■ Problem ■
Reproduce all of the items below, replacing "Patent image size" with "Drawing dimensions" wherever it occurs and leaving everything else unchanged.

■ Data for processing ■
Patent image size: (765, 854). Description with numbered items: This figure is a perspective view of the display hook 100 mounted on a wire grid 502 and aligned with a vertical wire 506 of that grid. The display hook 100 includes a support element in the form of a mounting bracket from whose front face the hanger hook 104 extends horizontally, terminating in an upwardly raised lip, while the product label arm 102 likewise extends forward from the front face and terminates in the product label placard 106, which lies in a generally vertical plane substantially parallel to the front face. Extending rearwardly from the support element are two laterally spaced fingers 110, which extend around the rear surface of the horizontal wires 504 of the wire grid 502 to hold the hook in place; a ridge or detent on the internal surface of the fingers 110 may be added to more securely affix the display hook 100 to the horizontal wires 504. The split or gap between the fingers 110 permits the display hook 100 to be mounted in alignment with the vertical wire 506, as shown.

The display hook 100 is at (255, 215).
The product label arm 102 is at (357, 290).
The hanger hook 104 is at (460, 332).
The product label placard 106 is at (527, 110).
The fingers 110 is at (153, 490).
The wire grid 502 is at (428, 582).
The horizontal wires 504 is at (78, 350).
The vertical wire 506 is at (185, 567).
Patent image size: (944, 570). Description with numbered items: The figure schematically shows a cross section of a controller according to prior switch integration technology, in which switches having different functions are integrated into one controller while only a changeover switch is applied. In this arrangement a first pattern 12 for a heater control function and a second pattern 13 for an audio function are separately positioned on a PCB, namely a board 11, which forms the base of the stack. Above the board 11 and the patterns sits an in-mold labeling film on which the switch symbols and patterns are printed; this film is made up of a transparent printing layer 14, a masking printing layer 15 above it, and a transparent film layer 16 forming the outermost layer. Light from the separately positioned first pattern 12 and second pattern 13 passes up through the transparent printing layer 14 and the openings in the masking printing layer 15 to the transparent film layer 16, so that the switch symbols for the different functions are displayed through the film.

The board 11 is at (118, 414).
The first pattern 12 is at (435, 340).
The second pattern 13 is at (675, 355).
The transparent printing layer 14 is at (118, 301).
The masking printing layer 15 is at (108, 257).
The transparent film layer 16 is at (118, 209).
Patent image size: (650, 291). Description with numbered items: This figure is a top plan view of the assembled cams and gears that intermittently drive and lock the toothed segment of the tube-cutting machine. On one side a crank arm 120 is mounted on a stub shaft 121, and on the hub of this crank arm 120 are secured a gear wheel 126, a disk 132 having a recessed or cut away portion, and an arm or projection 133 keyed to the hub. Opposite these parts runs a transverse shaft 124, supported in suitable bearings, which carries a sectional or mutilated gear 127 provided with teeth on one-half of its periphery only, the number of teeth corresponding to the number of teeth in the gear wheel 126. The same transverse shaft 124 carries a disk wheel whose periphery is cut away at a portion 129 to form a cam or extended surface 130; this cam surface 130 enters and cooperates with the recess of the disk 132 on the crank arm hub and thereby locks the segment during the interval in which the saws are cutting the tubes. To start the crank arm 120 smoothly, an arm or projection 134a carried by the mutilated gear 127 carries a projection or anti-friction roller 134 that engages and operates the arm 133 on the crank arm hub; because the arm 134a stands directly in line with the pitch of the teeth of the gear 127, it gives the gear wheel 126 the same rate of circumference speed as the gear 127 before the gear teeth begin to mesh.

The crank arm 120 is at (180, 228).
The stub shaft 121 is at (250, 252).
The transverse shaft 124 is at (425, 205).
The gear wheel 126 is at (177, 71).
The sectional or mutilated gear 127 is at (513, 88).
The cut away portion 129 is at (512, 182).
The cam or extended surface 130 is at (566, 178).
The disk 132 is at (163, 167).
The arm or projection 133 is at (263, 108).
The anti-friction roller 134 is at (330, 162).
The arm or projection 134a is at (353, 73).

■ Solution ■
Drawing dimensions: (765, 854). Description with numbered items: This figure is a perspective view of the display hook 100 mounted on a wire grid 502 and aligned with a vertical wire 506 of that grid. The display hook 100 includes a support element in the form of a mounting bracket from whose front face the hanger hook 104 extends horizontally, terminating in an upwardly raised lip, while the product label arm 102 likewise extends forward from the front face and terminates in the product label placard 106, which lies in a generally vertical plane substantially parallel to the front face. Extending rearwardly from the support element are two laterally spaced fingers 110, which extend around the rear surface of the horizontal wires 504 of the wire grid 502 to hold the hook in place; a ridge or detent on the internal surface of the fingers 110 may be added to more securely affix the display hook 100 to the horizontal wires 504. The split or gap between the fingers 110 permits the display hook 100 to be mounted in alignment with the vertical wire 506, as shown.

The display hook 100 is at (255, 215).
The product label arm 102 is at (357, 290).
The hanger hook 104 is at (460, 332).
The product label placard 106 is at (527, 110).
The fingers 110 is at (153, 490).
The wire grid 502 is at (428, 582).
The horizontal wires 504 is at (78, 350).
The vertical wire 506 is at (185, 567).
Drawing dimensions: (944, 570). Description with numbered items: The figure schematically shows a cross section of a controller according to prior switch integration technology, in which switches having different functions are integrated into one controller while only a changeover switch is applied. In this arrangement a first pattern 12 for a heater control function and a second pattern 13 for an audio function are separately positioned on a PCB, namely a board 11, which forms the base of the stack. Above the board 11 and the patterns sits an in-mold labeling film on which the switch symbols and patterns are printed; this film is made up of a transparent printing layer 14, a masking printing layer 15 above it, and a transparent film layer 16 forming the outermost layer. Light from the separately positioned first pattern 12 and second pattern 13 passes up through the transparent printing layer 14 and the openings in the masking printing layer 15 to the transparent film layer 16, so that the switch symbols for the different functions are displayed through the film.

The board 11 is at (118, 414).
The first pattern 12 is at (435, 340).
The second pattern 13 is at (675, 355).
The transparent printing layer 14 is at (118, 301).
The masking printing layer 15 is at (108, 257).
The transparent film layer 16 is at (118, 209).
Drawing dimensions: (650, 291). Description with numbered items: This figure is a top plan view of the assembled cams and gears that intermittently drive and lock the toothed segment of the tube-cutting machine. On one side a crank arm 120 is mounted on a stub shaft 121, and on the hub of this crank arm 120 are secured a gear wheel 126, a disk 132 having a recessed or cut away portion, and an arm or projection 133 keyed to the hub. Opposite these parts runs a transverse shaft 124, supported in suitable bearings, which carries a sectional or mutilated gear 127 provided with teeth on one-half of its periphery only, the number of teeth corresponding to the number of teeth in the gear wheel 126. The same transverse shaft 124 carries a disk wheel whose periphery is cut away at a portion 129 to form a cam or extended surface 130; this cam surface 130 enters and cooperates with the recess of the disk 132 on the crank arm hub and thereby locks the segment during the interval in which the saws are cutting the tubes. To start the crank arm 120 smoothly, an arm or projection 134a carried by the mutilated gear 127 carries a projection or anti-friction roller 134 that engages and operates the arm 133 on the crank arm hub; because the arm 134a stands directly in line with the pitch of the teeth of the gear 127, it gives the gear wheel 126 the same rate of circumference speed as the gear 127 before the gear teeth begin to mesh.

The crank arm 120 is at (180, 228).
The stub shaft 121 is at (250, 252).
The transverse shaft 124 is at (425, 205).
The gear wheel 126 is at (177, 71).
The sectional or mutilated gear 127 is at (513, 88).
The cut away portion 129 is at (512, 182).
The cam or extended surface 130 is at (566, 178).
The disk 132 is at (163, 167).
The arm or projection 133 is at (263, 108).
The anti-friction roller 134 is at (330, 162).
The arm or projection 134a is at (353, 73).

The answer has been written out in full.